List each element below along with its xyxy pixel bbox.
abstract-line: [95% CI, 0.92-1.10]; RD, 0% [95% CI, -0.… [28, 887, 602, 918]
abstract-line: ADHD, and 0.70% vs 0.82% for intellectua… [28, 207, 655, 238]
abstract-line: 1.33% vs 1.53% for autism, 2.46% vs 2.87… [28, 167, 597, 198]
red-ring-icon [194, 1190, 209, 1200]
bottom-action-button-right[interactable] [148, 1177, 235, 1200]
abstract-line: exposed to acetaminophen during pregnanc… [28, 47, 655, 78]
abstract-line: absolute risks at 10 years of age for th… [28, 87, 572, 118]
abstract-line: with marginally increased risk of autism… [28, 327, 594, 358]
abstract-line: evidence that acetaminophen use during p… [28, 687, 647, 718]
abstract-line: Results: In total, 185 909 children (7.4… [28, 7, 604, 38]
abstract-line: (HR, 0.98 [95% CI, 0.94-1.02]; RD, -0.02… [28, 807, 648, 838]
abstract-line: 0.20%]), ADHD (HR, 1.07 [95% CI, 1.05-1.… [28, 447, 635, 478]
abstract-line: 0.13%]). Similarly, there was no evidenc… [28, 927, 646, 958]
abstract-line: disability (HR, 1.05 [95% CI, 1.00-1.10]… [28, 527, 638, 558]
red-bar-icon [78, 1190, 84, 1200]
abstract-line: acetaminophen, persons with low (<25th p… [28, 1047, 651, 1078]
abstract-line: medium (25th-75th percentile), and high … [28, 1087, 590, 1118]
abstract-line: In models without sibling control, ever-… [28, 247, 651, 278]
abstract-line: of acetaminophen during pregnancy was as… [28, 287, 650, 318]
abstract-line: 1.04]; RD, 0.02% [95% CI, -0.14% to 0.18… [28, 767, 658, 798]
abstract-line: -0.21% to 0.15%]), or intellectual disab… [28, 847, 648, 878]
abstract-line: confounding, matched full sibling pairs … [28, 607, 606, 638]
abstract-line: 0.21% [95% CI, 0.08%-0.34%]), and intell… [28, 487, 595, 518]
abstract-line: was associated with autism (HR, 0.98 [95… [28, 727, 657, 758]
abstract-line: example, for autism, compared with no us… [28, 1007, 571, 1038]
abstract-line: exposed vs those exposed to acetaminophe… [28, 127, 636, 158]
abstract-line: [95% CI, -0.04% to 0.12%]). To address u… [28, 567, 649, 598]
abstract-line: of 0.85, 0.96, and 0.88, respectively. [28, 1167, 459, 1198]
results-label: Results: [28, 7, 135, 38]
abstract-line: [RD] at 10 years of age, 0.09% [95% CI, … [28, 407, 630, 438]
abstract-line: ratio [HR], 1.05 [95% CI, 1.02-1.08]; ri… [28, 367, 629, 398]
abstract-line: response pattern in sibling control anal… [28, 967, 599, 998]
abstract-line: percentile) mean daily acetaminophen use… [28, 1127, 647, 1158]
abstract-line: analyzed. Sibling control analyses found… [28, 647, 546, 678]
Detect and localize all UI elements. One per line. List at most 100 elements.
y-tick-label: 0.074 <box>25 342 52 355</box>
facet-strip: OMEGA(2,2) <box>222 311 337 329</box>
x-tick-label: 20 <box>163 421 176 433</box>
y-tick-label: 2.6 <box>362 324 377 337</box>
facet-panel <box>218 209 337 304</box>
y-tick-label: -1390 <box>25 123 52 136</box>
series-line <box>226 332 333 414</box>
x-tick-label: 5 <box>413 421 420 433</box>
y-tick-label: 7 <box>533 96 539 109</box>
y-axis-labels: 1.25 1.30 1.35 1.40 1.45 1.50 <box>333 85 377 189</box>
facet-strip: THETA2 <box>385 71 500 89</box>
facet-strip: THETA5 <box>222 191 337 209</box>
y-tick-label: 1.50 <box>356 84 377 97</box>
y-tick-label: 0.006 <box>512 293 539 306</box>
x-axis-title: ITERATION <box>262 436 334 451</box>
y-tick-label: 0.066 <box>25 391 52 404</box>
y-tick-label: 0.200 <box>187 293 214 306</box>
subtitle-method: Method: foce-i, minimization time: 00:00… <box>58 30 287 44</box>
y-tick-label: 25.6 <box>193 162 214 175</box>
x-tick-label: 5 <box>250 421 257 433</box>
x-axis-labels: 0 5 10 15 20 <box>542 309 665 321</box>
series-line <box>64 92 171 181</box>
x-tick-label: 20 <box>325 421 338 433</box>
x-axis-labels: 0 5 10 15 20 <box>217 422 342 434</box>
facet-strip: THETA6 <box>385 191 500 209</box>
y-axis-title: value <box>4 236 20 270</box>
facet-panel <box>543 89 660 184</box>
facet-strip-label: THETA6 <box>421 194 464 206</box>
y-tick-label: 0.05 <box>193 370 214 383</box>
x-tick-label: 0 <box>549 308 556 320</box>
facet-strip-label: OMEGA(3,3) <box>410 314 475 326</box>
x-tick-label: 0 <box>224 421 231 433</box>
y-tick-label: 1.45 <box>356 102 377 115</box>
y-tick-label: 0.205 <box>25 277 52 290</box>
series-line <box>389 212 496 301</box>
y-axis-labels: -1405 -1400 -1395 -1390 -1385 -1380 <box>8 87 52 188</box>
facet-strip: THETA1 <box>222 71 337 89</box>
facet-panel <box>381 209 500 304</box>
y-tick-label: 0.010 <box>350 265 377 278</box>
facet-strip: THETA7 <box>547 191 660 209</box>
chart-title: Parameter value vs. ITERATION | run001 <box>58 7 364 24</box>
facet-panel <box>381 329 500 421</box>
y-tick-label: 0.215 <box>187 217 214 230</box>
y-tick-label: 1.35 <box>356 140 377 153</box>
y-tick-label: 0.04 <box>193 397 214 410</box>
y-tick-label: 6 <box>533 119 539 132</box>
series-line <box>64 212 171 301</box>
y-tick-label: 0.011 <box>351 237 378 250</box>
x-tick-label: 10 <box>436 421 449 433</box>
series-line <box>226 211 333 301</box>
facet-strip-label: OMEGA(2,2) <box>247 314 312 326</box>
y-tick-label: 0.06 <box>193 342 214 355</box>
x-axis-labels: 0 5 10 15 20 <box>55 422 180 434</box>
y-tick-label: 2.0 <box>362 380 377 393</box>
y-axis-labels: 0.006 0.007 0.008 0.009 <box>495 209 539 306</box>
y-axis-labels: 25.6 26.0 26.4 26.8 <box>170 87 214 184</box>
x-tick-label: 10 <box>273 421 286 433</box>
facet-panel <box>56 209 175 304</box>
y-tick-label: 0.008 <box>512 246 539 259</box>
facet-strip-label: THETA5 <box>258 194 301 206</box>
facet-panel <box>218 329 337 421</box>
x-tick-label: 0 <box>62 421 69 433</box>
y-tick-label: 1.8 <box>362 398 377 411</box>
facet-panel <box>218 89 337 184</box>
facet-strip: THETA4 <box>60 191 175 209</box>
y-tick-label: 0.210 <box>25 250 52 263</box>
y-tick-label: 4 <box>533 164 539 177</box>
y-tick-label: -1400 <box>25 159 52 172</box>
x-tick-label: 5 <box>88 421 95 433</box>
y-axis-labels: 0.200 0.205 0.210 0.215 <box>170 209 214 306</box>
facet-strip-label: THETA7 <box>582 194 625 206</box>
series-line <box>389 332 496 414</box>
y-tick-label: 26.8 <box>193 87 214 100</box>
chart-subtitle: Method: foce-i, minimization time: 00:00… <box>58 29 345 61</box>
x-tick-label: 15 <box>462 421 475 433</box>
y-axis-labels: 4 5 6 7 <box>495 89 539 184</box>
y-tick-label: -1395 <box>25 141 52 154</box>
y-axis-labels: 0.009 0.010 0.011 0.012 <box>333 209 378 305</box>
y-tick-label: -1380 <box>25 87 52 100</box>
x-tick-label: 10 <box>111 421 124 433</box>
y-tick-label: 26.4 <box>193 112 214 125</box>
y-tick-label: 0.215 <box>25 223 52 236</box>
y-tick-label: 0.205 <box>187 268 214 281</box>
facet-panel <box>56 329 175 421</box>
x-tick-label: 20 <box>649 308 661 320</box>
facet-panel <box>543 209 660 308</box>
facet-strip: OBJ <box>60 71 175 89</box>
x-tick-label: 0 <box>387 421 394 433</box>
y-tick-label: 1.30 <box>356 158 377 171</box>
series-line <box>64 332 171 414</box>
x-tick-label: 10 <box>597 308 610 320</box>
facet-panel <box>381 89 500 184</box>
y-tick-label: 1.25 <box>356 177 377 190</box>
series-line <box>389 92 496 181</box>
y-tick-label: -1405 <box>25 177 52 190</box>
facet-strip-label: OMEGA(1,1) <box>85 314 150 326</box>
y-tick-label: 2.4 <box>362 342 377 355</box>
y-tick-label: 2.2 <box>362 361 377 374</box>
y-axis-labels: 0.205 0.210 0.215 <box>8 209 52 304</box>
:::::
What to do - State how many lines of the listing contain the string "foce". Give only the number.

Answer to this task - 2